**Requirement:** Transcribe the entries that follow, word for word.

**Supplied information:**
[Begin]
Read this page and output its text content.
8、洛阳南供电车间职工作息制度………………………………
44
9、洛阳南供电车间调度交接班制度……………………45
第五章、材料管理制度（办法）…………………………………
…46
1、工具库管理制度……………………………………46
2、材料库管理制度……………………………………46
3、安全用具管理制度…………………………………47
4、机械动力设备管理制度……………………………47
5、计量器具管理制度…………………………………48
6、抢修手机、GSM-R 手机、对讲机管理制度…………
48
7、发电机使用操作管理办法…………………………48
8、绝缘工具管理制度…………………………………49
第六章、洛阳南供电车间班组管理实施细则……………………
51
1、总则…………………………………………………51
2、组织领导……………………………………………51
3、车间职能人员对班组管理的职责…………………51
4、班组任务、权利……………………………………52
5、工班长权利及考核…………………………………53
[End]
**Exercise solution:**
Read this page and output its text content.
8、洛阳南供电车间职工作息制度………………………………
44
9、洛阳南供电车间调度交接班制度……………………45
第五章、材料管理制度（办法）…………………………………
…46
1、工具库管理制度……………………………………46
2、材料库管理制度……………………………………46
3、安全用具管理制度…………………………………47
4、机械动力设备管理制度……………………………47
5、计量器具管理制度…………………………………48
6、抢修手机、GSM-R 手机、对讲机管理制度…………
48
7、发电机使用操作管理办法…………………………48
8、绝缘工具管理制度…………………………………49
第六章、洛阳南供电车间班组管理实施细则……………………
51
1、总则…………………………………………………51
2、组织领导……………………………………………51
3、车间职能人员对班组管理的职责…………………51
4、班组任务、权利……………………………………52
5、工班长权利及考核…………………………………53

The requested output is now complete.